(Items listed in a dataset)
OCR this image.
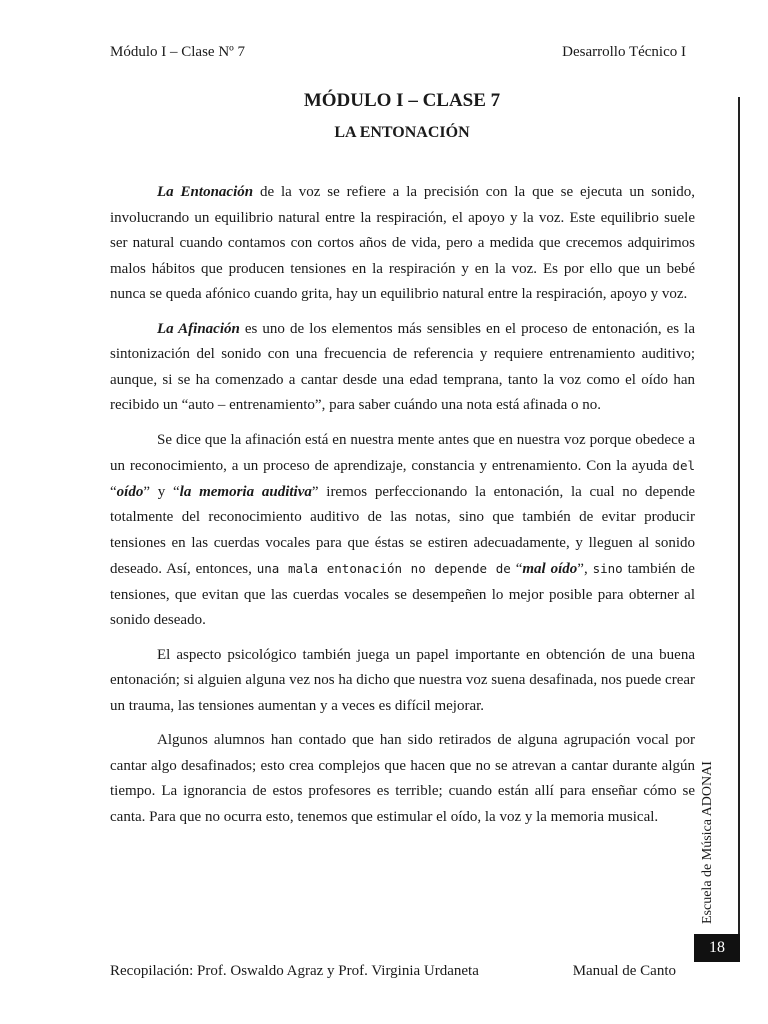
Módulo I – Clase Nº 7	Desarrollo Técnico I
MÓDULO I – CLASE 7
LA ENTONACIÓN

La Entonación de la voz se refiere a la precisión con la que se ejecuta un sonido, involucrando un equilibrio natural entre la respiración, el apoyo y la voz. Este equilibrio suele ser natural cuando contamos con cortos años de vida, pero a medida que crecemos adquirimos malos hábitos que producen tensiones en la respiración y en la voz. Es por ello que un bebé nunca se queda afónico cuando grita, hay un equilibrio natural entre la respiración, apoyo y voz.

La Afinación es uno de los elementos más sensibles en el proceso de entonación, es la sintonización del sonido con una frecuencia de referencia y requiere entrenamiento auditivo; aunque, si se ha comenzado a cantar desde una edad temprana, tanto la voz como el oído han recibido un “auto – entrenamiento”, para saber cuándo una nota está afinada o no.

Se dice que la afinación está en nuestra mente antes que en nuestra voz porque obedece a un reconocimiento, a un proceso de aprendizaje, constancia y entrenamiento. Con la ayuda del “oído” y “la memoria auditiva” iremos perfeccionando la entonación, la cual no depende totalmente del reconocimiento auditivo de las notas, sino que también de evitar producir tensiones en las cuerdas vocales para que éstas se estiren adecuadamente, y lleguen al sonido deseado. Así, entonces, una mala entonación no depende de “mal oído”, sino también de tensiones, que evitan que las cuerdas vocales se desempeñen lo mejor posible para obterner al sonido deseado.

El aspecto psicológico también juega un papel importante en obtención de una buena entonación; si alguien alguna vez nos ha dicho que nuestra voz suena desafinada, nos puede crear un trauma, las tensiones aumentan y a veces es difícil mejorar.

Algunos alumnos han contado que han sido retirados de alguna agrupación vocal por cantar algo desafinados; esto crea complejos que hacen que no se atrevan a cantar durante algún tiempo. La ignorancia de estos profesores es terrible; cuando están allí para enseñar cómo se canta. Para que no ocurra esto, tenemos que estimular el oído, la voz y la memoria musical.	Escuela de Música ADONAI
18
Recopilación: Prof. Oswaldo Agraz y Prof. Virginia Urdaneta	Manual de Canto
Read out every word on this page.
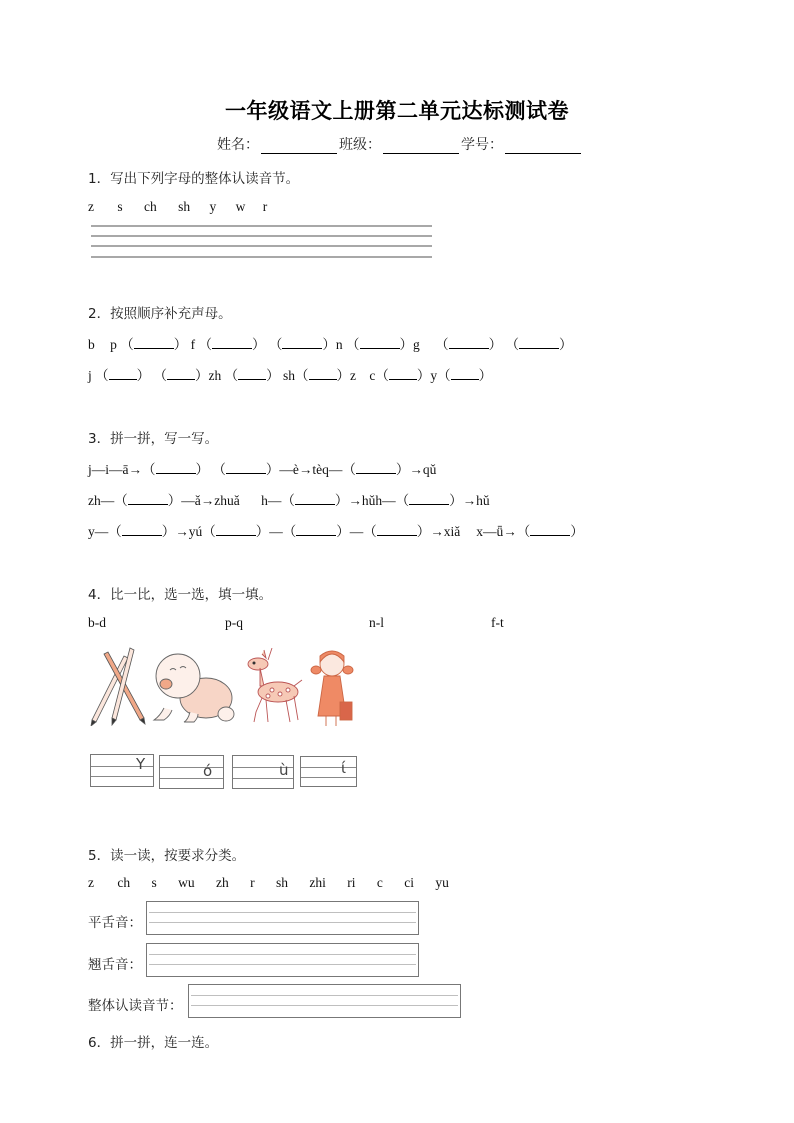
一年级语文上册第二单元达标测试卷
姓名：	班级：	学号：
1．写出下列字母的整体认读音节。
z s ch sh y w r
2．按照顺序补充声母。
b p （	） f （	） （	）n （	）g （	） （	）
j （ ） （ ）zh （ ） sh（ ）z c（ ）y（ ）
3．拼一拼，写一写。
j—i—ā→（	） （	）—è→tèq—（	）→qǔ
zh—（	）—ǎ→zhuǎ h—（	）→hǔh—（	）→hǔ
y—（	）→yú（	）—（	）—（	）→xiǎ x—ǖ→（	）
4．比一比，选一选，填一填。
b-d	p-q	n-l	f-t
Y	ó	ù	ɩ́
5．读一读，按要求分类。
z ch s wu zh r sh zhi ri c ci yu
平舌音：
翘舌音：
整体认读音节：
6．拼一拼，连一连。
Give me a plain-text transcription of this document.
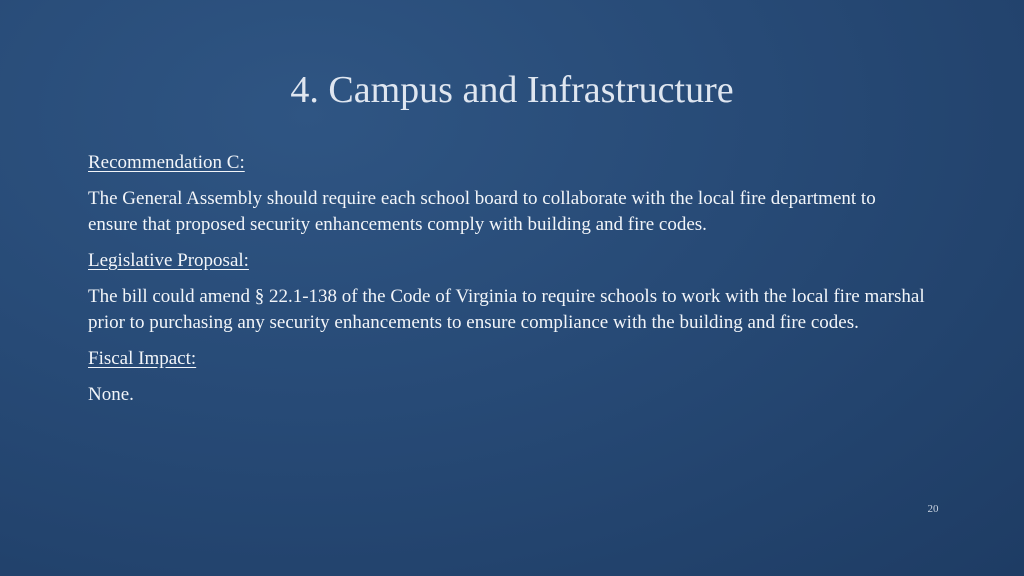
4. Campus and Infrastructure

Recommendation C:

The General Assembly should require each school board to collaborate with the local fire department to ensure that proposed security enhancements comply with building and fire codes.

Legislative Proposal:

The bill could amend § 22.1-138 of the Code of Virginia to require schools to work with the local fire marshal prior to purchasing any security enhancements to ensure compliance with the building and fire codes.

Fiscal Impact:

None.

20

### WORK TO BE COMPLETED
Copy out all of the data word for word. Do not carry over any picture.

### SOLUTION TO THE EXERCISE
OCR this image.
Módulo I – Clase Nº 7	Desarrollo Técnico I
MÓDULO I – CLASE 7
LA ENTONACIÓN

La Entonación de la voz se refiere a la precisión con la que se ejecuta un sonido, involucrando un equilibrio natural entre la respiración, el apoyo y la voz. Este equilibrio suele ser natural cuando contamos con cortos años de vida, pero a medida que crecemos adquirimos malos hábitos que producen tensiones en la respiración y en la voz. Es por ello que un bebé nunca se queda afónico cuando grita, hay un equilibrio natural entre la respiración, apoyo y voz.

La Afinación es uno de los elementos más sensibles en el proceso de entonación, es la sintonización del sonido con una frecuencia de referencia y requiere entrenamiento auditivo; aunque, si se ha comenzado a cantar desde una edad temprana, tanto la voz como el oído han recibido un “auto – entrenamiento”, para saber cuándo una nota está afinada o no.

Se dice que la afinación está en nuestra mente antes que en nuestra voz porque obedece a un reconocimiento, a un proceso de aprendizaje, constancia y entrenamiento. Con la ayuda del “oído” y “la memoria auditiva” iremos perfeccionando la entonación, la cual no depende totalmente del reconocimiento auditivo de las notas, sino que también de evitar producir tensiones en las cuerdas vocales para que éstas se estiren adecuadamente, y lleguen al sonido deseado. Así, entonces, una mala entonación no depende de “mal oído”, sino también de tensiones, que evitan que las cuerdas vocales se desempeñen lo mejor posible para obterner al sonido deseado.

El aspecto psicológico también juega un papel importante en obtención de una buena entonación; si alguien alguna vez nos ha dicho que nuestra voz suena desafinada, nos puede crear un trauma, las tensiones aumentan y a veces es difícil mejorar.

Algunos alumnos han contado que han sido retirados de alguna agrupación vocal por cantar algo desafinados; esto crea complejos que hacen que no se atrevan a cantar durante algún tiempo. La ignorancia de estos profesores es terrible; cuando están allí para enseñar cómo se canta. Para que no ocurra esto, tenemos que estimular el oído, la voz y la memoria musical.	Escuela de Música ADONAI
18
Recopilación: Prof. Oswaldo Agraz y Prof. Virginia Urdaneta	Manual de Canto
Read out every word on this page.
一年级语文上册第二单元达标测试卷
姓名：	班级：	学号：
1．写出下列字母的整体认读音节。
z s ch sh y w r
2．按照顺序补充声母。
b p （	） f （	） （	）n （	）g （	） （	）
j （ ） （ ）zh （ ） sh（ ）z c（ ）y（ ）
3．拼一拼，写一写。
j—i—ā→（	） （	）—è→tèq—（	）→qǔ
zh—（	）—ǎ→zhuǎ h—（	）→hǔh—（	）→hǔ
y—（	）→yú（	）—（	）—（	）→xiǎ x—ǖ→（	）
4．比一比，选一选，填一填。
b-d	p-q	n-l	f-t
Y	ó	ù	ɩ́
5．读一读，按要求分类。
z ch s wu zh r sh zhi ri c ci yu
平舌音：
翘舌音：
整体认读音节：
6．拼一拼，连一连。
Give me a plain-text transcription of this document.
4. Campus and Infrastructure

Recommendation C:

The General Assembly should require each school board to collaborate with the local fire department to ensure that proposed security enhancements comply with building and fire codes.

Legislative Proposal:

The bill could amend § 22.1-138 of the Code of Virginia to require schools to work with the local fire marshal prior to purchasing any security enhancements to ensure compliance with the building and fire codes.

Fiscal Impact:

None.

20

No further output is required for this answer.